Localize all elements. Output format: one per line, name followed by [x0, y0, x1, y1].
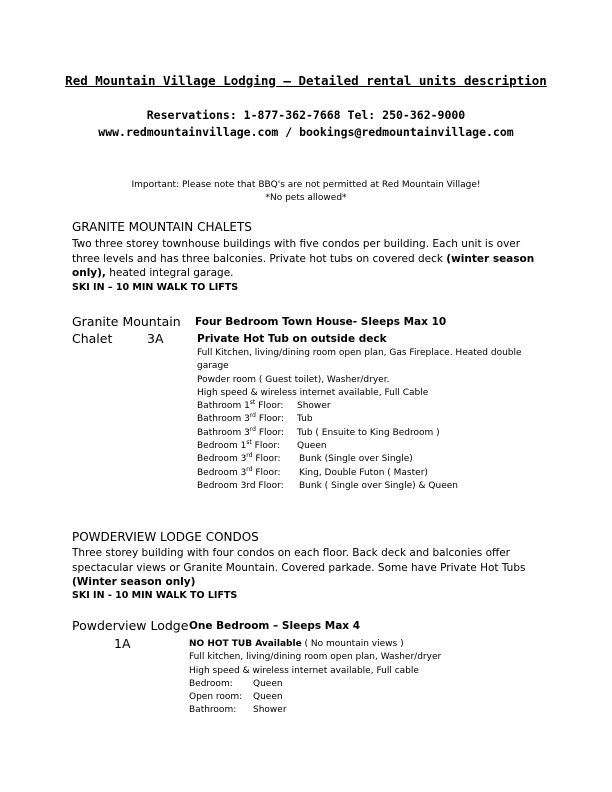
powderview-unit-number: 1A — [114, 636, 131, 651]
room-value: Shower — [297, 401, 331, 412]
room-value: Queen — [253, 692, 283, 703]
pets-notice: *No pets allowed* — [265, 193, 347, 203]
room-label-sup: st — [246, 439, 252, 447]
granite-unit-hot-tub: Private Hot Tub on outside deck — [197, 333, 387, 345]
detail-line: High speed & wireless internet available, Full Cable — [197, 387, 429, 398]
detail-line: Full kitchen, living/dining room open plan, Washer/dryer — [189, 652, 442, 663]
room-label-end: Floor: — [255, 427, 285, 438]
reservations-line: Reservations: 1-877-362-7668 Tel: 250-362-9000 — [146, 108, 466, 122]
powderview-desc-text: Three storey building with four condos on each floor. Back deck and balconies offer spectacular views or Granite Mountain. Covered parkade. Some have Private Hot Tubs — [72, 547, 526, 574]
granite-desc-text: Two three storey townhouse buildings with five condos per building. Each unit is over three levels and has three balconies. Private hot tubs on covered deck — [72, 238, 521, 265]
hot-tub-line — [189, 638, 489, 651]
room-row — [197, 453, 533, 466]
room-label-sup: rd — [249, 425, 256, 433]
room-value: Tub ( Ensuite to King Bedroom ) — [297, 427, 440, 438]
room-label: Bedroom 3rd Floor: — [197, 480, 284, 491]
powderview-ski-line: SKI IN - 10 MIN WALK TO LIFTS — [72, 590, 238, 601]
room-value: Bunk ( Single over Single) & Queen — [299, 480, 458, 491]
room-row — [197, 400, 533, 413]
room-row — [189, 691, 489, 704]
room-value: Bunk (Single over Single) — [299, 454, 413, 465]
detail-line: Powder room ( Guest toilet), Washer/dryer. — [197, 374, 390, 385]
room-label: Bedroom: — [189, 678, 233, 689]
bbq-notice: Important: Please note that BBQ's are not permitted at Red Mountain Village! — [131, 180, 481, 190]
room-value: Tub — [297, 414, 313, 425]
granite-desc-bold: (winter season only), — [72, 252, 535, 279]
powderview-desc-bold: (Winter season only) — [72, 576, 196, 588]
powderview-unit-details — [189, 638, 489, 718]
granite-desc-end: heated integral garage. — [105, 267, 234, 279]
document-title: Red Mountain Village Lodging – Detailed rental units description — [65, 73, 547, 88]
room-label-sup: rd — [246, 465, 253, 473]
room-label: Open room: — [189, 692, 243, 703]
room-label: Bedroom 3 — [197, 454, 247, 465]
room-label: Bathroom 3 — [197, 414, 250, 425]
no-hot-tub: NO HOT TUB Available — [189, 639, 302, 649]
granite-ski-line: SKI IN – 10 MIN WALK TO LIFTS — [72, 282, 239, 293]
granite-unit-number: 3A — [147, 331, 164, 346]
room-label: Bathroom 1 — [197, 401, 250, 412]
room-row — [197, 467, 533, 480]
room-label: Bedroom 3 — [197, 467, 247, 478]
room-row — [189, 678, 489, 691]
room-value: Shower — [253, 705, 287, 716]
powderview-description — [72, 546, 542, 590]
powderview-heading: POWDERVIEW LODGE CONDOS — [72, 530, 259, 544]
room-row — [197, 440, 533, 453]
room-label-end: Floor: — [255, 401, 284, 412]
room-label-end: Floor: — [252, 467, 281, 478]
room-row — [197, 480, 533, 493]
granite-heading: GRANITE MOUNTAIN CHALETS — [72, 220, 252, 234]
granite-unit-name: Granite Mountain — [72, 314, 181, 329]
room-label-sup: rd — [246, 452, 253, 460]
room-value: Queen — [297, 441, 327, 452]
powderview-unit-name: Powderview Lodge — [72, 618, 189, 633]
room-label: Bathroom 3 — [197, 427, 250, 438]
web-email-line: www.redmountainvillage.com / bookings@redmountainvillage.com — [98, 125, 514, 139]
granite-unit-details — [197, 347, 533, 493]
granite-unit-chalet: Chalet — [72, 331, 113, 346]
detail-line: High speed & wireless internet available, Full cable — [189, 665, 419, 676]
room-value: Queen — [253, 678, 283, 689]
room-label-end: Floor: — [251, 441, 280, 452]
room-row — [189, 704, 489, 717]
detail-line: Full Kitchen, living/dining room open plan, Gas Fireplace. Heated double garage — [197, 348, 522, 372]
room-row — [197, 413, 533, 426]
room-label: Bedroom 1 — [197, 441, 247, 452]
room-label-end: Floor: — [252, 454, 281, 465]
no-mountain-views: ( No mountain views ) — [301, 639, 404, 649]
granite-description — [72, 237, 542, 281]
room-row — [197, 427, 533, 440]
room-label-end: Floor: — [255, 414, 285, 425]
room-value: King, Double Futon ( Master) — [299, 467, 428, 478]
granite-unit-type: Four Bedroom Town House- Sleeps Max 10 — [195, 316, 447, 328]
room-label-sup: rd — [249, 412, 256, 420]
powderview-unit-type: One Bedroom – Sleeps Max 4 — [189, 620, 361, 632]
room-label: Bathroom: — [189, 705, 237, 716]
room-label-sup: st — [249, 399, 256, 407]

----

Reproduce every line of the items above word for word, leaving out the pictures.

Localize all elements. Output format: one per line, name followed by [x0, y0, x1, y1].
powderview-unit-number: 1A — [114, 636, 131, 651]
room-value: Shower — [297, 401, 331, 412]
room-value: Queen — [253, 692, 283, 703]
pets-notice: *No pets allowed* — [265, 193, 347, 203]
room-label-sup: st — [246, 439, 252, 447]
granite-unit-hot-tub: Private Hot Tub on outside deck — [197, 333, 387, 345]
detail-line: High speed & wireless internet available, Full Cable — [197, 387, 429, 398]
detail-line: Full kitchen, living/dining room open plan, Washer/dryer — [189, 652, 442, 663]
room-label-end: Floor: — [255, 427, 285, 438]
reservations-line: Reservations: 1-877-362-7668 Tel: 250-362-9000 — [146, 108, 466, 122]
powderview-desc-text: Three storey building with four condos on each floor. Back deck and balconies offer spectacular views or Granite Mountain. Covered parkade. Some have Private Hot Tubs — [72, 547, 526, 574]
granite-desc-text: Two three storey townhouse buildings with five condos per building. Each unit is over three levels and has three balconies. Private hot tubs on covered deck — [72, 238, 521, 265]
hot-tub-line — [189, 638, 489, 651]
room-row — [197, 453, 533, 466]
room-label-sup: rd — [249, 425, 256, 433]
room-value: Tub ( Ensuite to King Bedroom ) — [297, 427, 440, 438]
room-label: Bedroom 3rd Floor: — [197, 480, 284, 491]
powderview-ski-line: SKI IN - 10 MIN WALK TO LIFTS — [72, 590, 238, 601]
room-value: Bunk ( Single over Single) & Queen — [299, 480, 458, 491]
room-row — [197, 400, 533, 413]
room-row — [189, 691, 489, 704]
room-value: Bunk (Single over Single) — [299, 454, 413, 465]
detail-line: Powder room ( Guest toilet), Washer/dryer. — [197, 374, 390, 385]
room-label: Bedroom: — [189, 678, 233, 689]
bbq-notice: Important: Please note that BBQ's are not permitted at Red Mountain Village! — [131, 180, 481, 190]
room-value: Tub — [297, 414, 313, 425]
granite-desc-bold: (winter season only), — [72, 252, 535, 279]
powderview-desc-bold: (Winter season only) — [72, 576, 196, 588]
powderview-unit-details — [189, 638, 489, 718]
granite-desc-end: heated integral garage. — [105, 267, 234, 279]
document-title: Red Mountain Village Lodging – Detailed rental units description — [65, 73, 547, 88]
room-label-sup: rd — [246, 465, 253, 473]
room-label: Open room: — [189, 692, 243, 703]
room-label: Bedroom 3 — [197, 454, 247, 465]
room-label: Bathroom 3 — [197, 414, 250, 425]
no-hot-tub: NO HOT TUB Available — [189, 639, 302, 649]
granite-ski-line: SKI IN – 10 MIN WALK TO LIFTS — [72, 282, 239, 293]
granite-unit-number: 3A — [147, 331, 164, 346]
room-label: Bathroom 1 — [197, 401, 250, 412]
room-row — [197, 467, 533, 480]
room-label: Bedroom 3 — [197, 467, 247, 478]
room-row — [189, 678, 489, 691]
room-value: Shower — [253, 705, 287, 716]
powderview-description — [72, 546, 542, 590]
powderview-heading: POWDERVIEW LODGE CONDOS — [72, 530, 259, 544]
room-row — [197, 440, 533, 453]
room-label-end: Floor: — [255, 401, 284, 412]
room-label-end: Floor: — [252, 467, 281, 478]
room-row — [197, 480, 533, 493]
granite-heading: GRANITE MOUNTAIN CHALETS — [72, 220, 252, 234]
granite-unit-name: Granite Mountain — [72, 314, 181, 329]
room-label-sup: rd — [246, 452, 253, 460]
room-value: Queen — [297, 441, 327, 452]
powderview-unit-name: Powderview Lodge — [72, 618, 189, 633]
room-label: Bathroom 3 — [197, 427, 250, 438]
web-email-line: www.redmountainvillage.com / bookings@redmountainvillage.com — [98, 125, 514, 139]
granite-unit-details — [197, 347, 533, 493]
granite-unit-chalet: Chalet — [72, 331, 113, 346]
detail-line: High speed & wireless internet available, Full cable — [189, 665, 419, 676]
room-value: Queen — [253, 678, 283, 689]
room-label-end: Floor: — [251, 441, 280, 452]
room-row — [189, 704, 489, 717]
detail-line: Full Kitchen, living/dining room open plan, Gas Fireplace. Heated double garage — [197, 348, 522, 372]
room-row — [197, 413, 533, 426]
room-label: Bedroom 1 — [197, 441, 247, 452]
room-label-end: Floor: — [252, 454, 281, 465]
no-mountain-views: ( No mountain views ) — [301, 639, 404, 649]
granite-description — [72, 237, 542, 281]
room-row — [197, 427, 533, 440]
room-label-end: Floor: — [255, 414, 285, 425]
room-value: King, Double Futon ( Master) — [299, 467, 428, 478]
granite-unit-type: Four Bedroom Town House- Sleeps Max 10 — [195, 316, 447, 328]
room-label-sup: rd — [249, 412, 256, 420]
powderview-unit-type: One Bedroom – Sleeps Max 4 — [189, 620, 361, 632]
room-label: Bathroom: — [189, 705, 237, 716]
room-label-sup: st — [249, 399, 256, 407]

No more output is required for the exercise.